WHAT TO DO
Copy out the lines that have "canal" in them.

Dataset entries
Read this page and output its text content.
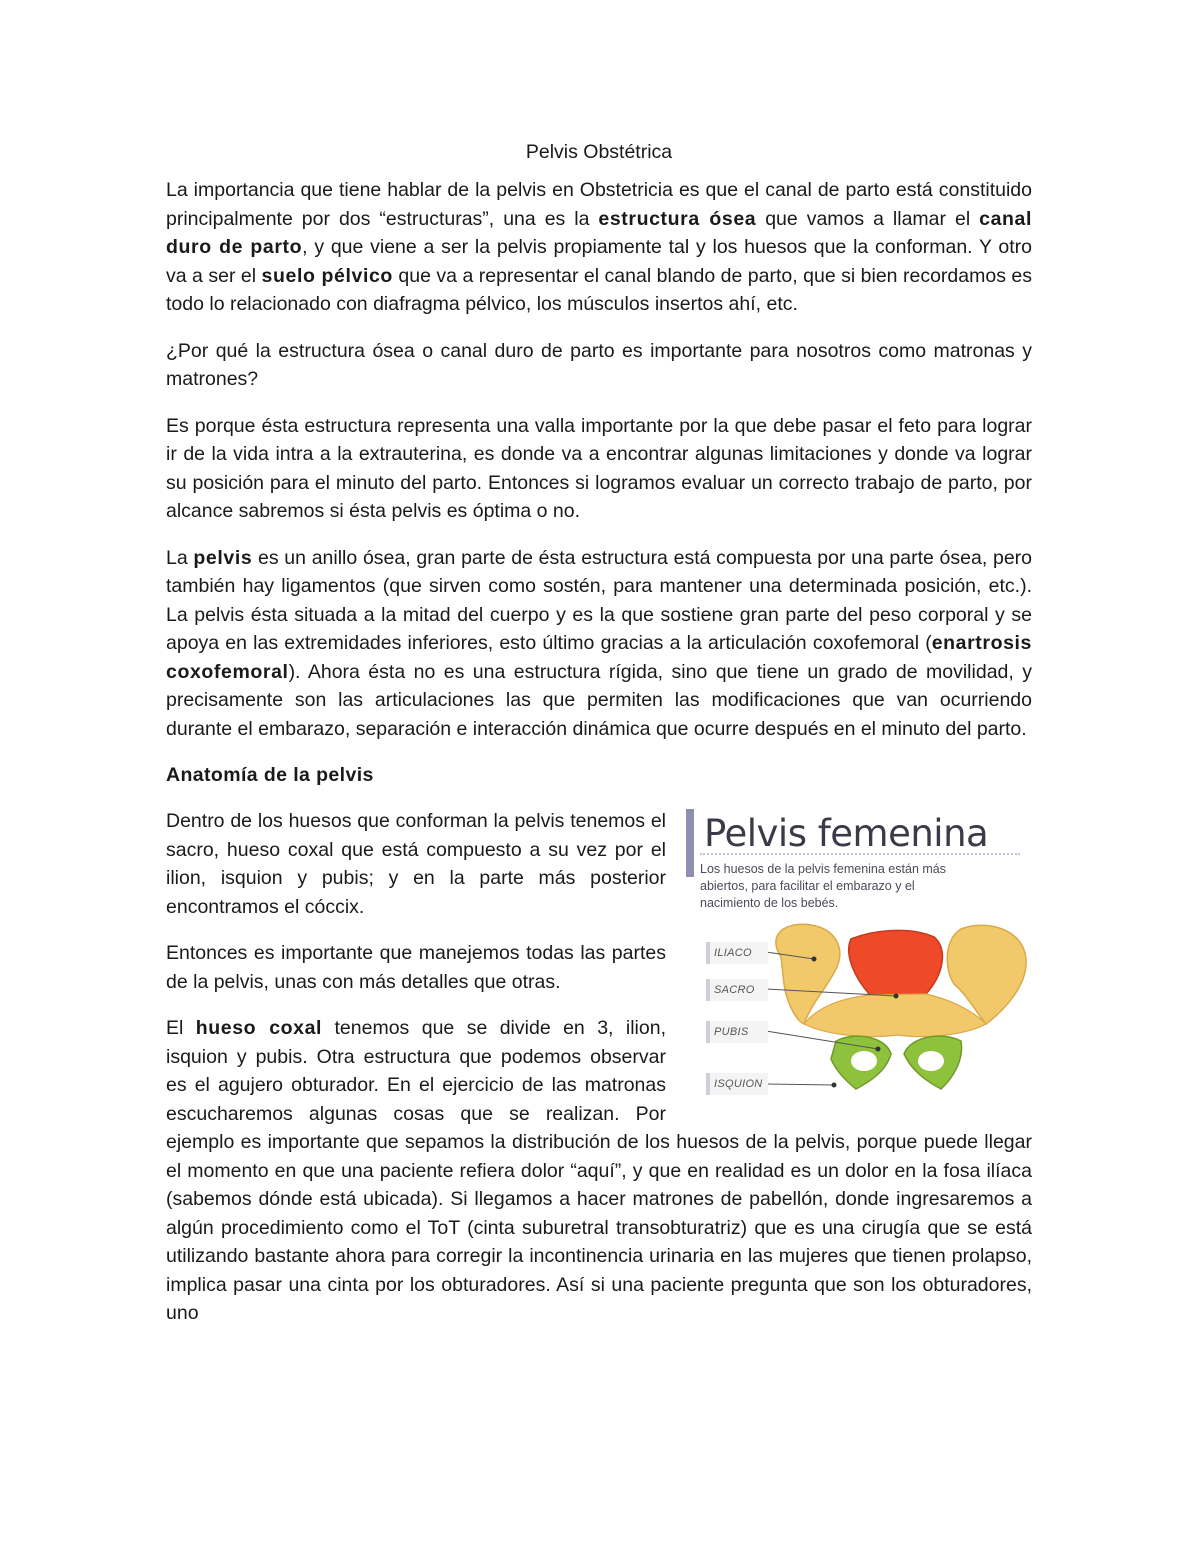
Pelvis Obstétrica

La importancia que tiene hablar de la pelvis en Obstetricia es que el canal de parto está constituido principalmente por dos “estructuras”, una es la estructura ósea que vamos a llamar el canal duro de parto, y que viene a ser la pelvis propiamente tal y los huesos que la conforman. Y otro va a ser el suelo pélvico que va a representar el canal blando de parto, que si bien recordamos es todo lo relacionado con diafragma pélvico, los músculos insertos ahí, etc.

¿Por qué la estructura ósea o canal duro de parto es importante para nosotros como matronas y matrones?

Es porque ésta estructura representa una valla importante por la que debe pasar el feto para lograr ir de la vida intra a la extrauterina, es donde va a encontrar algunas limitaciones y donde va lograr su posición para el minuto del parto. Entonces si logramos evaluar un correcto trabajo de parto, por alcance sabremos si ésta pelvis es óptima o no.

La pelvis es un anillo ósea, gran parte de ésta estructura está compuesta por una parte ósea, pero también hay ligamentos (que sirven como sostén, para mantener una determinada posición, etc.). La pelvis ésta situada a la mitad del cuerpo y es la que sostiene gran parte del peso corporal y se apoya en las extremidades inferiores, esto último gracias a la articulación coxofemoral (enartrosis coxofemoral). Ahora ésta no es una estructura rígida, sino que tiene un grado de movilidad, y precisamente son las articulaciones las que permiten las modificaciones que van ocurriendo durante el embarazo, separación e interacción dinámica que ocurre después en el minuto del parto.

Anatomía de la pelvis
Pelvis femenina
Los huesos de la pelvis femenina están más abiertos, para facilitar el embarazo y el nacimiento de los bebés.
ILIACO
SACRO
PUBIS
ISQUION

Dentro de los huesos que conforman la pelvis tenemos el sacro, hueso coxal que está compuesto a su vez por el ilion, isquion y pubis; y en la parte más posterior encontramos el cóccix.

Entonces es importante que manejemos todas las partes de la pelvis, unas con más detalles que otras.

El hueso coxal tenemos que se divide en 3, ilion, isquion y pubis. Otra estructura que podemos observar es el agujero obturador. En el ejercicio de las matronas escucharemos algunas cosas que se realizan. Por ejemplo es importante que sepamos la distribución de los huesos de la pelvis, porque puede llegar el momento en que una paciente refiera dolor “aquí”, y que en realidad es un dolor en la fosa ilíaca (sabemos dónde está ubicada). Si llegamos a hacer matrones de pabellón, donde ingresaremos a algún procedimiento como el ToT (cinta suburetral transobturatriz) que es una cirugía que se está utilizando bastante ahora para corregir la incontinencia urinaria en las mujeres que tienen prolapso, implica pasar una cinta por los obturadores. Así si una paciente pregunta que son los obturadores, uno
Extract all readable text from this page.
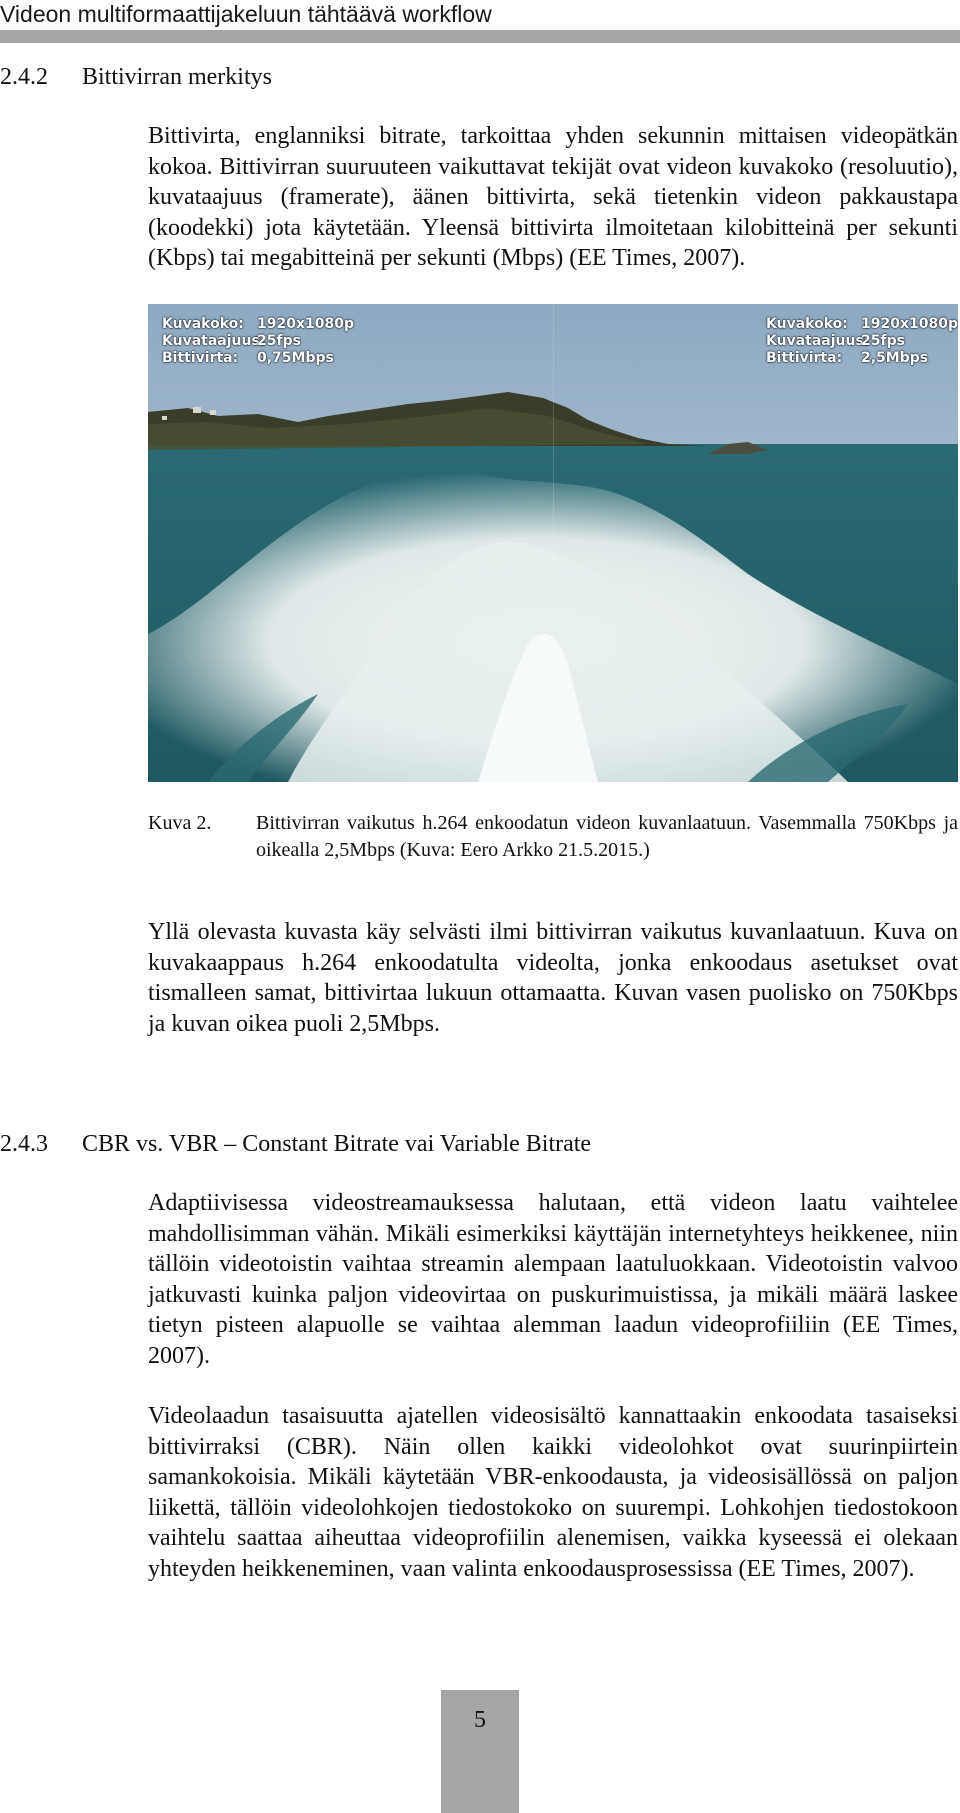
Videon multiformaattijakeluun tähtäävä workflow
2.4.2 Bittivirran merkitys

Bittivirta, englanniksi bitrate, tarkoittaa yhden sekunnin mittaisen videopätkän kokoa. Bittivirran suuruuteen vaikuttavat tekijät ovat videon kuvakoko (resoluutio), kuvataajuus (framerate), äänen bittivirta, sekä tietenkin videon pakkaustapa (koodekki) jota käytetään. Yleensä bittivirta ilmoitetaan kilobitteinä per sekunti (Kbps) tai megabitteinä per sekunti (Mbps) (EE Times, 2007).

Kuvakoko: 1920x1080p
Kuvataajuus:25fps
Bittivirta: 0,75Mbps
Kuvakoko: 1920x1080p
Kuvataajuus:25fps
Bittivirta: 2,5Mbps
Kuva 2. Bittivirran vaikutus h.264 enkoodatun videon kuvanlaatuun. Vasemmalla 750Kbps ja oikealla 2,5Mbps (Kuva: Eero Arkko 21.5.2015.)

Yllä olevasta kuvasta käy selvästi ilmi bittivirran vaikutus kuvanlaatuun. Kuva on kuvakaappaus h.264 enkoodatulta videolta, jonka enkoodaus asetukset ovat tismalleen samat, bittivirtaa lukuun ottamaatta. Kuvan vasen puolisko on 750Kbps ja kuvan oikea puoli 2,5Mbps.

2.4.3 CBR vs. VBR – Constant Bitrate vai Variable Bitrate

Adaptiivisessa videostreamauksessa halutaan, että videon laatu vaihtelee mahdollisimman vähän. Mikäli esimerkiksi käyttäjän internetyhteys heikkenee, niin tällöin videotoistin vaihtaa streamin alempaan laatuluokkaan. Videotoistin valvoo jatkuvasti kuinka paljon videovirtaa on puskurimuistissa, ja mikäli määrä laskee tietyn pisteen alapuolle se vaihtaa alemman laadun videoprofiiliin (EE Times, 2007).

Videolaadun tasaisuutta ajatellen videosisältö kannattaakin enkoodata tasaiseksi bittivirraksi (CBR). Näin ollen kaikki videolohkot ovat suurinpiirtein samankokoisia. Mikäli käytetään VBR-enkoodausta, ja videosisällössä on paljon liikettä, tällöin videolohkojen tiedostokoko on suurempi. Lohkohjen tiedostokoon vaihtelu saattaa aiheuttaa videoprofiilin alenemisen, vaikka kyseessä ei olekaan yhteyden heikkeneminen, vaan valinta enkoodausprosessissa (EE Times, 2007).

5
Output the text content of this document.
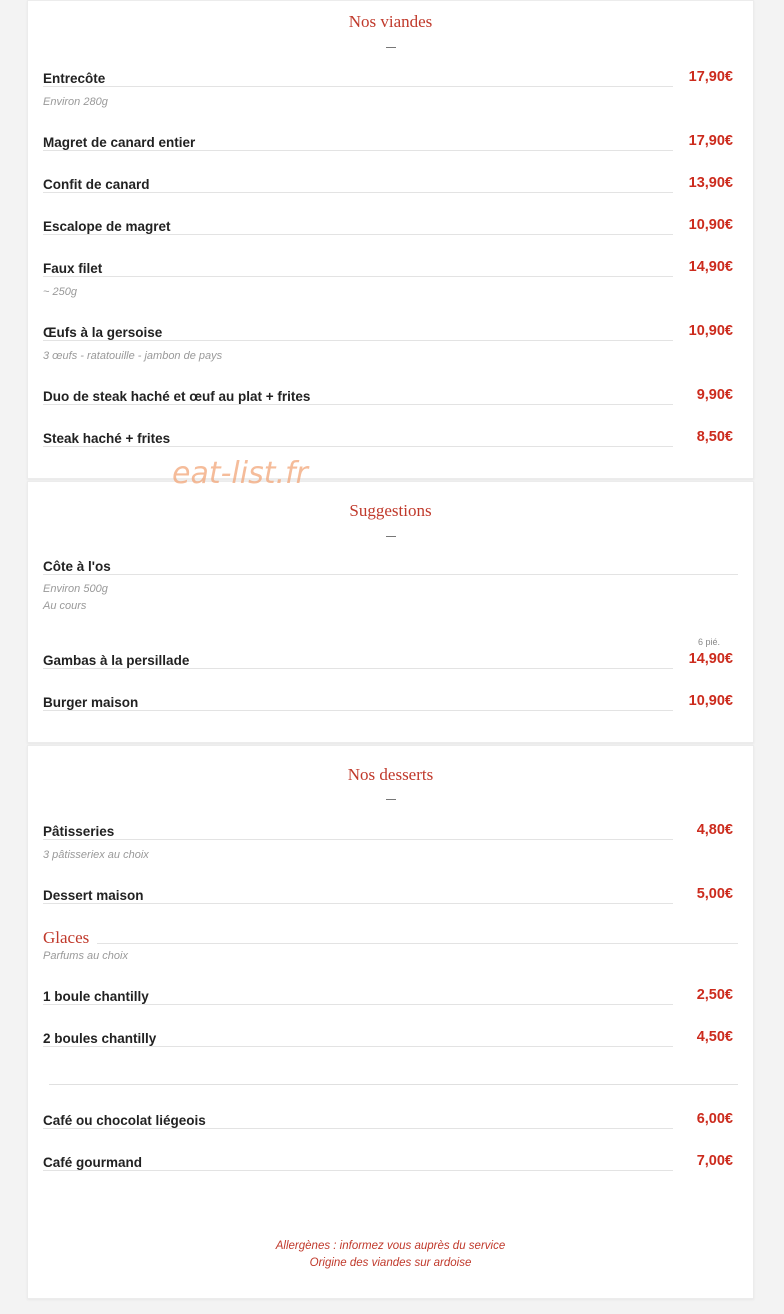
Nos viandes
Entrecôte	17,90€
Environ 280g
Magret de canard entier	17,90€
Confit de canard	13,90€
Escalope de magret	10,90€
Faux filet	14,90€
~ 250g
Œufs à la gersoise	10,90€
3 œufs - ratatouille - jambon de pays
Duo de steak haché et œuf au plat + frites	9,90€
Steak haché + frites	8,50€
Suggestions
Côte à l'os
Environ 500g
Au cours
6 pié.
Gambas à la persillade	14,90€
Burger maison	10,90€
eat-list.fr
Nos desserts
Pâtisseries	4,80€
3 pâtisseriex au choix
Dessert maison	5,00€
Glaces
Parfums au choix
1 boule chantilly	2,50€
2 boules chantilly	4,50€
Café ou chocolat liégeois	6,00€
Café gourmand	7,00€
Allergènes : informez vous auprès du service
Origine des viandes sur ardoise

RESULT
La importancia que tiene hablar de la pelvis en Obstetricia es que el canal de parto está constituido principalmente por dos “estructuras”, una es la estructura ósea que vamos a llamar el canal duro de parto, y que viene a ser la pelvis propiamente tal y los huesos que la conforman. Y otro va a ser el suelo pélvico que va a representar el canal blando de parto, que si bien recordamos es todo lo relacionado con diafragma pélvico, los músculos insertos ahí, etc.
¿Por qué la estructura ósea o canal duro de parto es importante para nosotros como matronas y matrones?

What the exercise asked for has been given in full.